= Exercise details =
Determine how many lines in the listing below contain the string "案件を特定する番号", with case taken into account, and give only that number.

= Materials provided =
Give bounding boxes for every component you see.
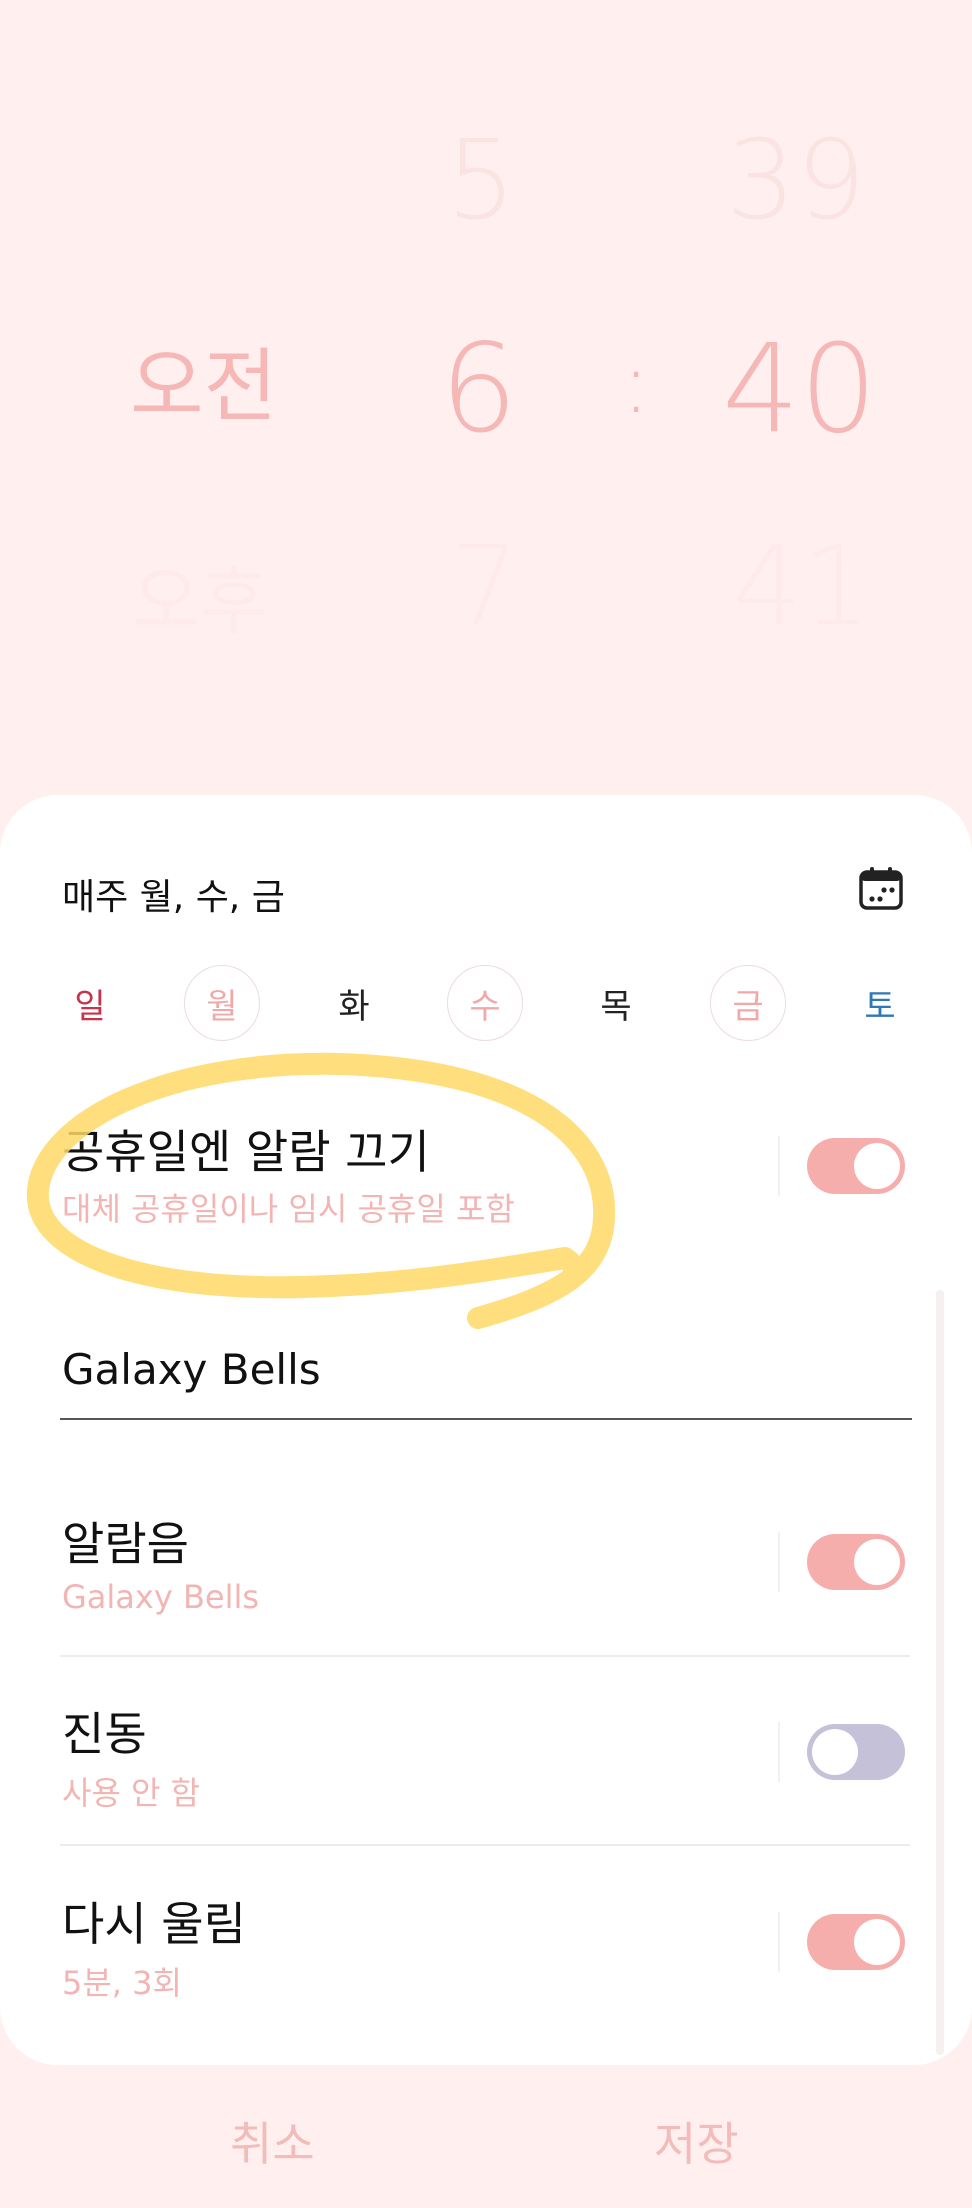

---

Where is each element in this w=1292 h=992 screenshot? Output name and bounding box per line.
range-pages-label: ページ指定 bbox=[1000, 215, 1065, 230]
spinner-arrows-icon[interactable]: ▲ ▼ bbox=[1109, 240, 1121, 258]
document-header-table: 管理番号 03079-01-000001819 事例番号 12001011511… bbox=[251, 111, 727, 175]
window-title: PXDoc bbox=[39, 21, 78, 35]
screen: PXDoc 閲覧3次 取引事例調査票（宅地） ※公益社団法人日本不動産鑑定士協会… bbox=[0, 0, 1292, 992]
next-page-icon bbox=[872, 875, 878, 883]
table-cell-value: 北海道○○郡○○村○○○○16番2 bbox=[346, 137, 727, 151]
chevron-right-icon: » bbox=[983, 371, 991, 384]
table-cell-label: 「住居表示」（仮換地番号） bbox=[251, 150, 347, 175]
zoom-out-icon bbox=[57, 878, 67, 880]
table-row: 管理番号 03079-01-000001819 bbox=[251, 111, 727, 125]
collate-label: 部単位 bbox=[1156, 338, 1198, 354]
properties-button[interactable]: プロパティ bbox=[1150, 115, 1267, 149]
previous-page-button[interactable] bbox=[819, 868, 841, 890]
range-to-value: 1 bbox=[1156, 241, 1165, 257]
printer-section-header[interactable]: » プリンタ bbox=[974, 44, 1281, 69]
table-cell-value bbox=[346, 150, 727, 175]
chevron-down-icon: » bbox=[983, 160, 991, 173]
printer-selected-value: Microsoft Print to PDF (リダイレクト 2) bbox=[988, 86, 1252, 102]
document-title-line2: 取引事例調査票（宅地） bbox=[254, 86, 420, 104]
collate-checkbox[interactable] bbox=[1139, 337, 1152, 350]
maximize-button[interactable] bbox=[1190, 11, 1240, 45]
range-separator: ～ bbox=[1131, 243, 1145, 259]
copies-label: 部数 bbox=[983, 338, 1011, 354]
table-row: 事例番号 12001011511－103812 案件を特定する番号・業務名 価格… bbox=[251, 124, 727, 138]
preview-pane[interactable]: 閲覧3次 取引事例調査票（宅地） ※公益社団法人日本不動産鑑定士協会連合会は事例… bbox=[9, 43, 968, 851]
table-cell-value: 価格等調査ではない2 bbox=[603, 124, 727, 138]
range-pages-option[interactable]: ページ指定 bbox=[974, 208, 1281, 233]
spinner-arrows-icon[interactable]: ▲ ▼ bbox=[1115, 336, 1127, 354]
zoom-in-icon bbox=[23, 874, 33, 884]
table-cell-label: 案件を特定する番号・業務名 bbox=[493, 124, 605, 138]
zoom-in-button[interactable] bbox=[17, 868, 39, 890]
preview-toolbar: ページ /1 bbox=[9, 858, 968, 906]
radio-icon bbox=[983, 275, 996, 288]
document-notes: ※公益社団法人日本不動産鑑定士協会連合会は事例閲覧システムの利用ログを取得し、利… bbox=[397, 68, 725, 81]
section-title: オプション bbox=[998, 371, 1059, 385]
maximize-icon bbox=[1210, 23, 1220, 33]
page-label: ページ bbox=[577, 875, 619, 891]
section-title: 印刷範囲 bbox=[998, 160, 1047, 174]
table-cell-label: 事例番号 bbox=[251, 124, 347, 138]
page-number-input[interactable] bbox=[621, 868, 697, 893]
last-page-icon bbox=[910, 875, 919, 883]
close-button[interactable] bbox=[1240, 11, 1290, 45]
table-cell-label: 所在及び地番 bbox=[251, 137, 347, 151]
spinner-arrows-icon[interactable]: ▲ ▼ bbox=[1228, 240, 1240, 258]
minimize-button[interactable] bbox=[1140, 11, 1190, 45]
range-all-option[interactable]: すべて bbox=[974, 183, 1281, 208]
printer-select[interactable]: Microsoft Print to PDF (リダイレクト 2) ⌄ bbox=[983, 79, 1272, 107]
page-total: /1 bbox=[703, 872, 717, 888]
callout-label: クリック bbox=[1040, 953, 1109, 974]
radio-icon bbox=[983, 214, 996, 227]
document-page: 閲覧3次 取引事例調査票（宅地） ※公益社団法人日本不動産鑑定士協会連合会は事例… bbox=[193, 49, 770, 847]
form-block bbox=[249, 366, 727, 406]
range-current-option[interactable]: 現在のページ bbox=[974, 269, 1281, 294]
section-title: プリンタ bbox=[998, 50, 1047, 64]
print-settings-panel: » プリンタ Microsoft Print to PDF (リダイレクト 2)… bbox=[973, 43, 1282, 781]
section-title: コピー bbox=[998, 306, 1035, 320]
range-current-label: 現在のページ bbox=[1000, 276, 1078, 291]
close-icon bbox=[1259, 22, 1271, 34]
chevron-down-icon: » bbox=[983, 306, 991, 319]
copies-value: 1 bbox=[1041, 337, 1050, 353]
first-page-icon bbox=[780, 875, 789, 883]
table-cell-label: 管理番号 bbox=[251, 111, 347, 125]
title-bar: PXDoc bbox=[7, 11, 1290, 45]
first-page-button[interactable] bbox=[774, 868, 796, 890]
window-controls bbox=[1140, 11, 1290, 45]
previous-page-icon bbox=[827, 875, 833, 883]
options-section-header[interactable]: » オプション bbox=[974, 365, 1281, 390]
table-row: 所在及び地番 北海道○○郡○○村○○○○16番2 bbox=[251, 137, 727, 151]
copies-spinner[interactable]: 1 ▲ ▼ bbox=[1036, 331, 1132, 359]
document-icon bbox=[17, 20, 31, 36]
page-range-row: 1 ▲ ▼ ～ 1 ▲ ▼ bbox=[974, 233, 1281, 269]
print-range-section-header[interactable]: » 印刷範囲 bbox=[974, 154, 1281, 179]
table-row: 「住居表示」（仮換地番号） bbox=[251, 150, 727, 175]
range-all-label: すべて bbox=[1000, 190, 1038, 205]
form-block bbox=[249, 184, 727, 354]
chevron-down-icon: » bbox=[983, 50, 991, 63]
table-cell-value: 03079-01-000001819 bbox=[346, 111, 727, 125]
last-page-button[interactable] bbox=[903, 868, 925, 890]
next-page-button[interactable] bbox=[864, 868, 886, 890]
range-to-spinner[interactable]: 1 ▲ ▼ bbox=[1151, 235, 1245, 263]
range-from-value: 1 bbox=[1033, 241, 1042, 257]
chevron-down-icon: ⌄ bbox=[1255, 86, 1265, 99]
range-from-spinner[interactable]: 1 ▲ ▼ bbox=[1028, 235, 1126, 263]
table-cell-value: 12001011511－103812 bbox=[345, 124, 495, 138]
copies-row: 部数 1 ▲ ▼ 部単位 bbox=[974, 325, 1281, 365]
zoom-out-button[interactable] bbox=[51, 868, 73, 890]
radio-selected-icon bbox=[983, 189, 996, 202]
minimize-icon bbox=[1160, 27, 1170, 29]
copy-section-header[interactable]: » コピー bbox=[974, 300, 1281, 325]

= Answer in full =
2